Extracted entries:
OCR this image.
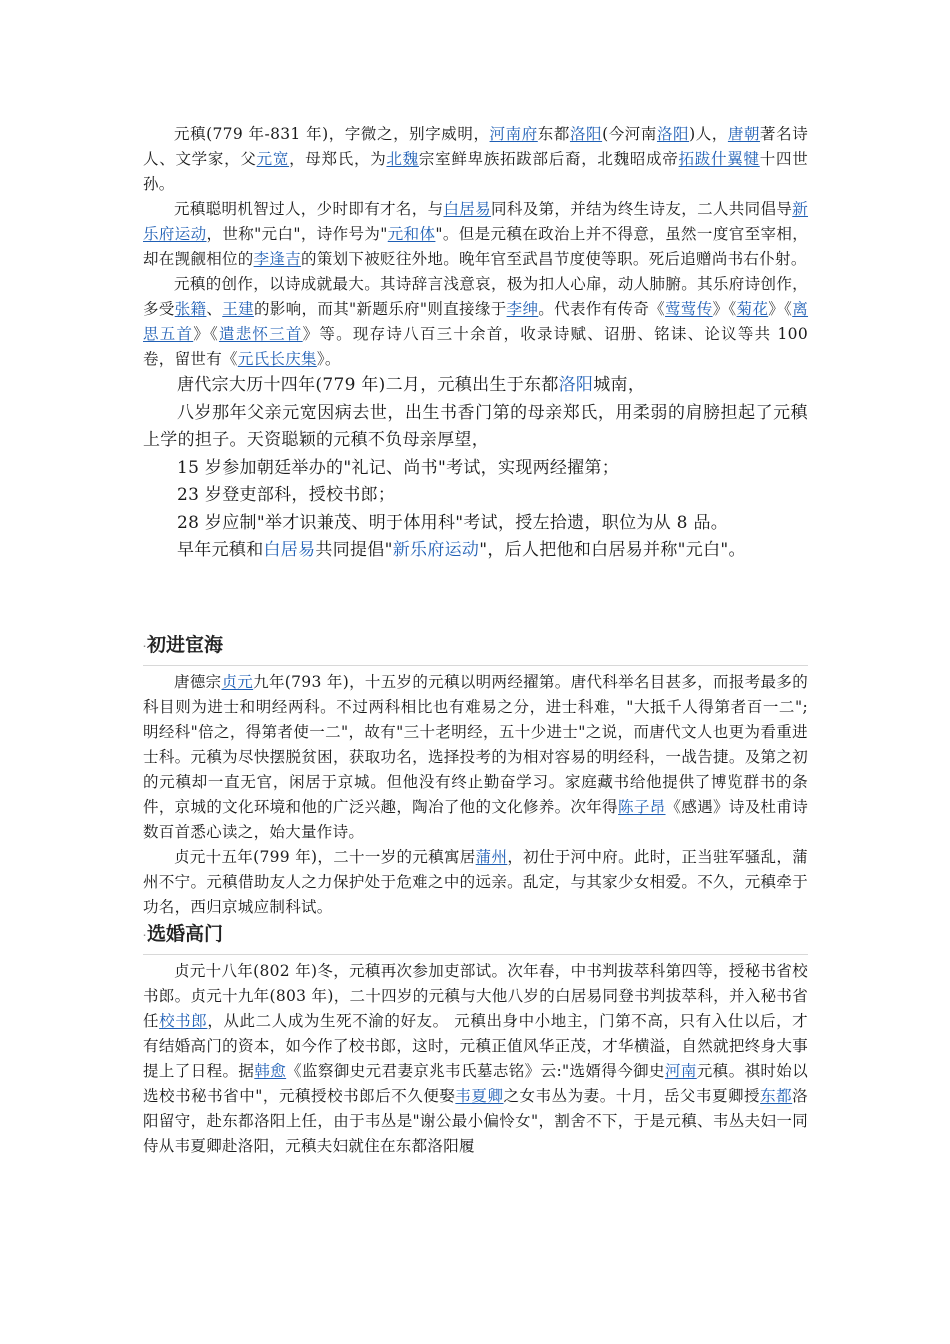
元稹(779 年-831 年)，字微之，别字威明，河南府东都洛阳(今河南洛阳)人，唐朝著名诗人、文学家，父元宽，母郑氏，为北魏宗室鲜卑族拓跋部后裔，北魏昭成帝拓跋什翼犍十四世孙。

元稹聪明机智过人，少时即有才名，与白居易同科及第，并结为终生诗友，二人共同倡导新乐府运动，世称"元白"，诗作号为"元和体"。但是元稹在政治上并不得意，虽然一度官至宰相，却在觊觎相位的李逢吉的策划下被贬往外地。晚年官至武昌节度使等职。死后追赠尚书右仆射。

元稹的创作，以诗成就最大。其诗辞言浅意哀，极为扣人心扉，动人肺腑。其乐府诗创作，多受张籍、王建的影响，而其"新题乐府"则直接缘于李绅。代表作有传奇《莺莺传》《菊花》《离思五首》《遣悲怀三首》等。现存诗八百三十余首，收录诗赋、诏册、铭诔、论议等共 100 卷，留世有《元氏长庆集》。

唐代宗大历十四年(779 年)二月，元稹出生于东都洛阳城南，

八岁那年父亲元宽因病去世，出生书香门第的母亲郑氏，用柔弱的肩膀担起了元稹上学的担子。天资聪颖的元稹不负母亲厚望，

15 岁参加朝廷举办的"礼记、尚书"考试，实现两经擢第；

23 岁登吏部科，授校书郎；

28 岁应制"举才识兼茂、明于体用科"考试，授左拾遗，职位为从 8 品。

早年元稹和白居易共同提倡"新乐府运动"，后人把他和白居易并称"元白"。

.初进宦海

唐德宗贞元九年(793 年)，十五岁的元稹以明两经擢第。唐代科举名目甚多，而报考最多的科目则为进士和明经两科。不过两科相比也有难易之分，进士科难，"大抵千人得第者百一二";明经科"倍之，得第者使一二"，故有"三十老明经，五十少进士"之说，而唐代文人也更为看重进士科。元稹为尽快摆脱贫困，获取功名，选择投考的为相对容易的明经科，一战告捷。及第之初的元稹却一直无官，闲居于京城。但他没有终止勤奋学习。家庭藏书给他提供了博览群书的条件，京城的文化环境和他的广泛兴趣，陶冶了他的文化修养。次年得陈子昂《感遇》诗及杜甫诗数百首悉心读之，始大量作诗。

贞元十五年(799 年)，二十一岁的元稹寓居蒲州，初仕于河中府。此时，正当驻军骚乱，蒲州不宁。元稹借助友人之力保护处于危难之中的远亲。乱定，与其家少女相爱。不久，元稹牵于功名，西归京城应制科试。

.选婚高门

贞元十八年(802 年)冬，元稹再次参加吏部试。次年春，中书判拔萃科第四等，授秘书省校书郎。贞元十九年(803 年)，二十四岁的元稹与大他八岁的白居易同登书判拔萃科，并入秘书省任校书郎，从此二人成为生死不渝的好友。 元稹出身中小地主，门第不高，只有入仕以后，才有结婚高门的资本，如今作了校书郎，这时，元稹正值风华正茂，才华横溢，自然就把终身大事提上了日程。据韩愈《监察御史元君妻京兆韦氏墓志铭》云:"选婿得今御史河南元稹。祺时始以选校书秘书省中"，元稹授校书郎后不久便娶韦夏卿之女韦丛为妻。十月，岳父韦夏卿授东都洛阳留守，赴东都洛阳上任，由于韦丛是"谢公最小偏怜女"，割舍不下，于是元稹、韦丛夫妇一同侍从韦夏卿赴洛阳，元稹夫妇就住在东都洛阳履
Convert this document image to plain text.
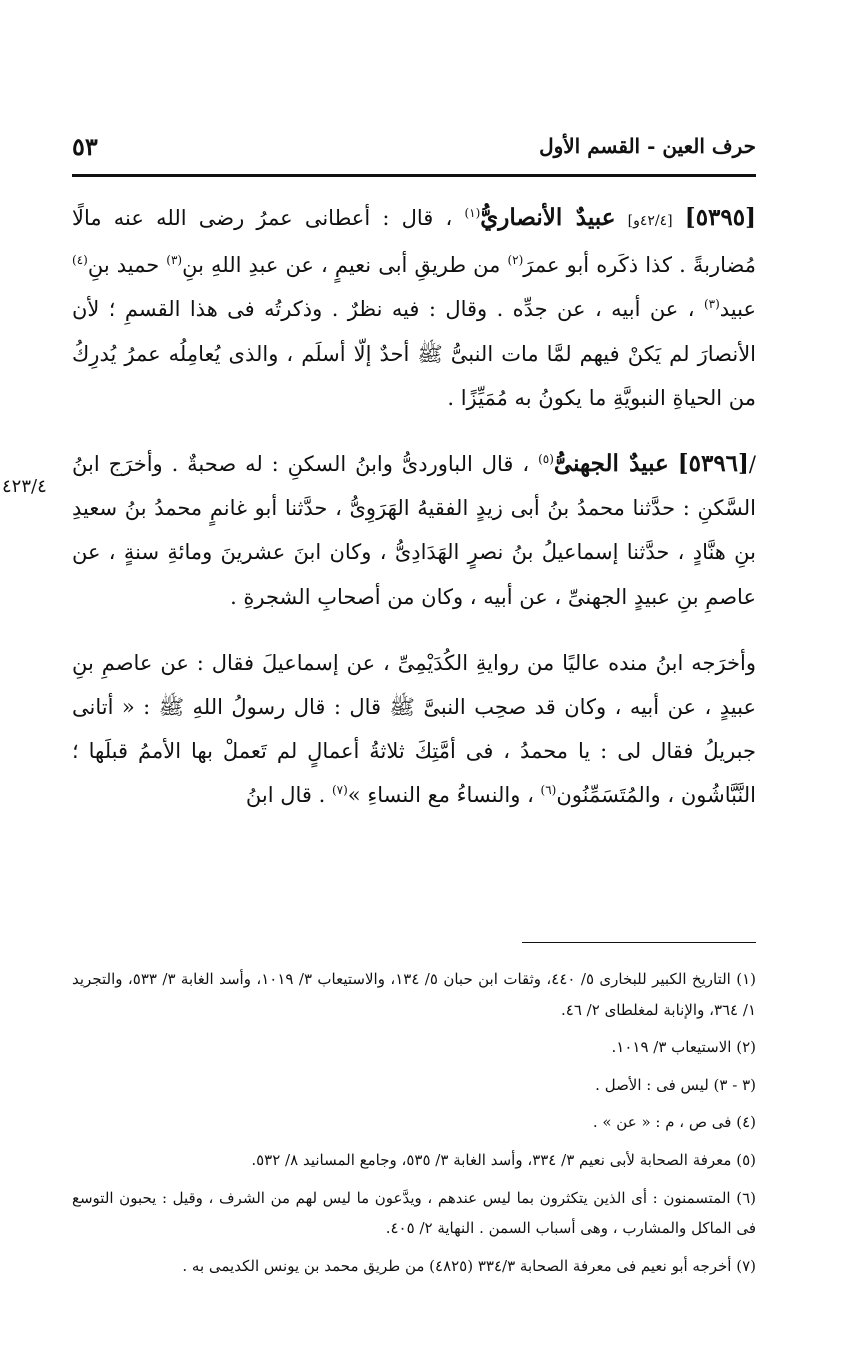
٥٣	حرف العين - القسم الأول
٤٢٣/٤

[٥٣٩٥] [٤٢/٤و] عبيدٌ الأنصاريُّ$^{(١)}$ ، قال : أعطانى عمرُ رضى الله عنه مالًا مُضاربةً . كذا ذكَره أبو عمرَ$^{(٢)}$ من طريقِ أبى نعيمٍ ، عن عبدِ اللهِ بنِ$^{(٣)}$ حميد بنِ$^{(٤)}$ عبيد$^{(٣)}$ ، عن أبيه ، عن جدِّه . وقال : فيه نظرٌ . وذكرتُه فى هذا القسمِ ؛ لأن الأنصارَ لم يَكنْ فيهم لمَّا مات النبىُّ ﷺ أحدٌ إلّا أسلَم ، والذى يُعامِلُه عمرُ يُدرِكُ من الحياةِ النبويَّةِ ما يكونُ به مُمَيِّزًا .

/[٥٣٩٦] عبيدٌ الجهنىُّ$^{(٥)}$ ، قال الباوردىُّ وابنُ السكنِ : له صحبةٌ . وأخرَج ابنُ السَّكنِ : حدَّثنا محمدُ بنُ أبى زيدٍ الفقيهُ الهَرَوِىُّ ، حدَّثنا أبو غانمٍ محمدُ بنُ سعيدِ بنِ هنَّادٍ ، حدَّثنا إسماعيلُ بنُ نصرٍ الهَدَادِىُّ ، وكان ابنَ عشرينَ ومائةِ سنةٍ ، عن عاصمِ بنِ عبيدٍ الجهنىِّ ، عن أبيه ، وكان من أصحابِ الشجرةِ .

وأخرَجه ابنُ منده عاليًا من روايةِ الكُدَيْمِىِّ ، عن إسماعيلَ فقال : عن عاصمِ بنِ عبيدٍ ، عن أبيه ، وكان قد صحِب النبىَّ ﷺ قال : قال رسولُ اللهِ ﷺ : « أتانى جبريلُ فقال لى : يا محمدُ ، فى أمَّتِكَ ثلاثةُ أعمالٍ لم تَعملْ بها الأممُ قبلَها ؛ النَّبَّاشُون ، والمُتَسَمِّنُون$^{(٦)}$ ، والنساءُ مع النساءِ »$^{(٧)}$ . قال ابنُ

(١) التاريخ الكبير للبخارى ٥/ ٤٤٠، وثقات ابن حبان ٥/ ١٣٤، والاستيعاب ٣/ ١٠١٩، وأسد الغابة ٣/ ٥٣٣، والتجريد ١/ ٣٦٤، والإنابة لمغلطاى ٢/ ٤٦.

(٢) الاستيعاب ٣/ ١٠١٩.

(٣ - ٣) ليس فى : الأصل .

(٤) فى ص ، م : « عن » .

(٥) معرفة الصحابة لأبى نعيم ٣/ ٣٣٤، وأسد الغابة ٣/ ٥٣٥، وجامع المسانيد ٨/ ٥٣٢.

(٦) المتسمنون : أى الذين يتكثرون بما ليس عندهم ، ويدَّعون ما ليس لهم من الشرف ، وقيل : يحبون التوسع فى الماكل والمشارب ، وهى أسباب السمن . النهاية ٢/ ٤٠٥.

(٧) أخرجه أبو نعيم فى معرفة الصحابة ٣٣٤/٣ (٤٨٢٥) من طريق محمد بن يونس الكديمى به .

The request:
Copy all lines from the listing that contain "طريق".

Final result:
[٥٣٩٥] [٤٢/٤و] عبيدٌ الأنصاريُّ$^{(١)}$ ، قال : أعطانى عمرُ رضى الله عنه مالًا مُضاربةً . كذا ذكَره أبو عمرَ$^{(٢)}$ من طريقِ أبى نعيمٍ ، عن عبدِ اللهِ بنِ$^{(٣)}$ حميد بنِ$^{(٤)}$ عبيد$^{(٣)}$ ، عن أبيه ، عن جدِّه . وقال : فيه نظرٌ . وذكرتُه فى هذا القسمِ ؛ لأن الأنصارَ لم يَكنْ فيهم لمَّا مات النبىُّ ﷺ أحدٌ إلّا أسلَم ، والذى يُعامِلُه عمرُ يُدرِكُ من الحياةِ النبويَّةِ ما يكونُ به مُمَيِّزًا .
(٧) أخرجه أبو نعيم فى معرفة الصحابة ٣٣٤/٣ (٤٨٢٥) من طريق محمد بن يونس الكديمى به .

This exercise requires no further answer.